**CHALLENGE**
All of the listing below must be repeated word for word. Pictures are the only thing to omit.

**MATERIALS PROVIDED**

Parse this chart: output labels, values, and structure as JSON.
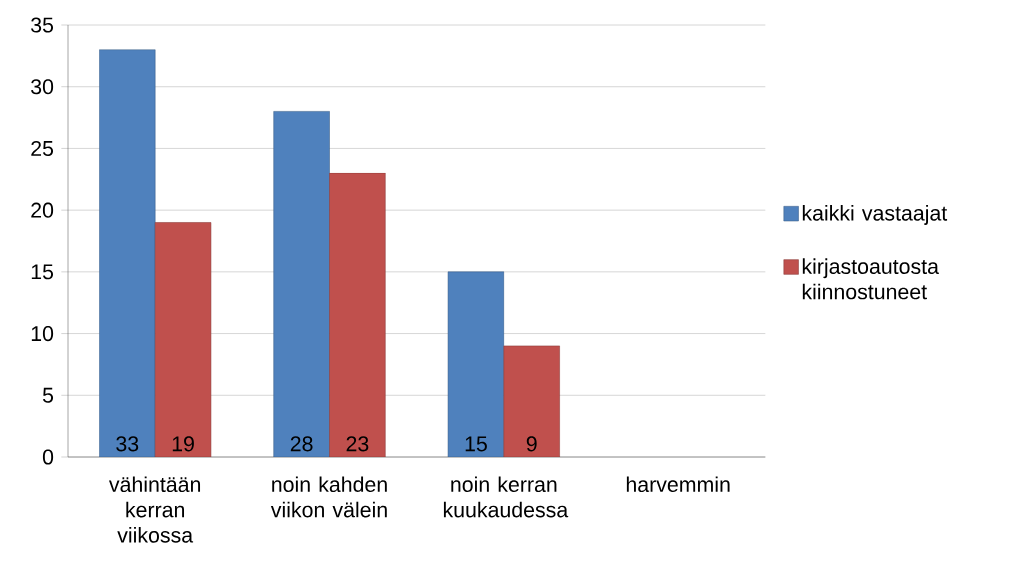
{
  "chart_data": {
    "type": "bar",
    "categories": [
      "vähintään kerran viikossa",
      "noin kahden viikon välein",
      "noin kerran kuukaudessa",
      "harvemmin"
    ],
    "series": [
      {
        "name": "kaikki vastaajat",
        "color": "#4f81bd",
        "values": [
          33,
          28,
          15,
          null
        ]
      },
      {
        "name": "kirjastoautosta kiinnostuneet",
        "color": "#c0504d",
        "values": [
          19,
          23,
          9,
          null
        ]
      }
    ],
    "ylim": [
      0,
      35
    ],
    "yticks": [
      0,
      5,
      10,
      15,
      20,
      25,
      30,
      35
    ],
    "grid": "y",
    "legend": "right",
    "data_labels": true
  }
}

**SOLVED PROBLEM**
Parse this chart: output labels, values, and structure as JSON.
{
  "chart_data": {
    "type": "bar",
    "categories": [
      "vähintään kerran viikossa",
      "noin kahden viikon välein",
      "noin kerran kuukaudessa",
      "harvemmin"
    ],
    "series": [
      {
        "name": "kaikki vastaajat",
        "color": "#4f81bd",
        "values": [
          33,
          28,
          15,
          null
        ]
      },
      {
        "name": "kirjastoautosta kiinnostuneet",
        "color": "#c0504d",
        "values": [
          19,
          23,
          9,
          null
        ]
      }
    ],
    "ylim": [
      0,
      35
    ],
    "yticks": [
      0,
      5,
      10,
      15,
      20,
      25,
      30,
      35
    ],
    "grid": "y",
    "legend": "right",
    "data_labels": true
  }
}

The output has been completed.